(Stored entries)
┌──
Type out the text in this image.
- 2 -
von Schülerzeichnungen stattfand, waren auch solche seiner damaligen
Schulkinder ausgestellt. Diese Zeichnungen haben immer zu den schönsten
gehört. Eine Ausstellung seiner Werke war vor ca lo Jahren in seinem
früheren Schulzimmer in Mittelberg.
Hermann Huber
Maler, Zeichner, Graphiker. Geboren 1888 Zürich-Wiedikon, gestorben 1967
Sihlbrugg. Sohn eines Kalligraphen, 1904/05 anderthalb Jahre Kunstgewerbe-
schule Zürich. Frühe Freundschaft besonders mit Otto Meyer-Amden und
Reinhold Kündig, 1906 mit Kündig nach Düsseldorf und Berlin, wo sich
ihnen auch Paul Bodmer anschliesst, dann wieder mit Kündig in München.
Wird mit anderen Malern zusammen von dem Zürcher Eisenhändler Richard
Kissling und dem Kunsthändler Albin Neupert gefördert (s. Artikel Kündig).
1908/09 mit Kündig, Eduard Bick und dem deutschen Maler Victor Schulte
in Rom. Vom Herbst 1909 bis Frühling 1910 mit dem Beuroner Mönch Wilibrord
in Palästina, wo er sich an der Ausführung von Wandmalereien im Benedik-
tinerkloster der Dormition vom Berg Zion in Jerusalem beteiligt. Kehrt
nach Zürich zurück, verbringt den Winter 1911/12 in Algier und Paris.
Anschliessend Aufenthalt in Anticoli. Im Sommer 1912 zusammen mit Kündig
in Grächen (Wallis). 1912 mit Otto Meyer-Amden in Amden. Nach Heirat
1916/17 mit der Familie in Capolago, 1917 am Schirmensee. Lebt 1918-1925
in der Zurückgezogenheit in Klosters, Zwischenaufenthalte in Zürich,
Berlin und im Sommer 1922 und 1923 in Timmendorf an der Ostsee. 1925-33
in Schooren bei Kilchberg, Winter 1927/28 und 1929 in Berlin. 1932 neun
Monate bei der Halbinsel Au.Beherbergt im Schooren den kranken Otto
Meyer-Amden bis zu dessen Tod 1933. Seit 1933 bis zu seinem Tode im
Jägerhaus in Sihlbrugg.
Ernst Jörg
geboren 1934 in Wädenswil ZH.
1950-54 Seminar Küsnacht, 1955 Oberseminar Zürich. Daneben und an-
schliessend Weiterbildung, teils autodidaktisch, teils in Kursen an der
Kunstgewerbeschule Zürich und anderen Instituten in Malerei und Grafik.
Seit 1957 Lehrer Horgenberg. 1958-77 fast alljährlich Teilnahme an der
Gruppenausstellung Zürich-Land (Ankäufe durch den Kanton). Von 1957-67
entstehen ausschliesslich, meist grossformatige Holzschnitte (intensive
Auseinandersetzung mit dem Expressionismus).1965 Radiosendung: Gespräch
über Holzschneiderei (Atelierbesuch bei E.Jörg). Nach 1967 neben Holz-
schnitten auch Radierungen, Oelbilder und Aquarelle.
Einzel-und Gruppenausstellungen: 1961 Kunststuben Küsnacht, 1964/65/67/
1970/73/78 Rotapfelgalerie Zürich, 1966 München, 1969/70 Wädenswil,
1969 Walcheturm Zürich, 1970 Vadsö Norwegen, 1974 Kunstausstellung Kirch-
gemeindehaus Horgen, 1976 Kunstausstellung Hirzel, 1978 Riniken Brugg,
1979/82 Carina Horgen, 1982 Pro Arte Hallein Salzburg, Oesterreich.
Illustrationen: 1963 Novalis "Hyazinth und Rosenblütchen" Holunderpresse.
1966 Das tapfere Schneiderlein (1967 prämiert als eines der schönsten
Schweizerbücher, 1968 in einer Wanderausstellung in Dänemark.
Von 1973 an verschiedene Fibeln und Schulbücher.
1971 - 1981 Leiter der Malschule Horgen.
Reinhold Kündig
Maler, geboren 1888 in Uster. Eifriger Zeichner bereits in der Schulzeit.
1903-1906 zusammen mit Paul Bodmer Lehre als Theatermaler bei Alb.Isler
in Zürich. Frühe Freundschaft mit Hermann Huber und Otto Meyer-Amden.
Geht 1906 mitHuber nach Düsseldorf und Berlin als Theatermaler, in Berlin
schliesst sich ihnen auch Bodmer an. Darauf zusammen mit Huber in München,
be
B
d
└──
**Short problem**
Report the number of lines of the listing above that hold the string "Hermann", with no other text.

**Solution to the exercise**
2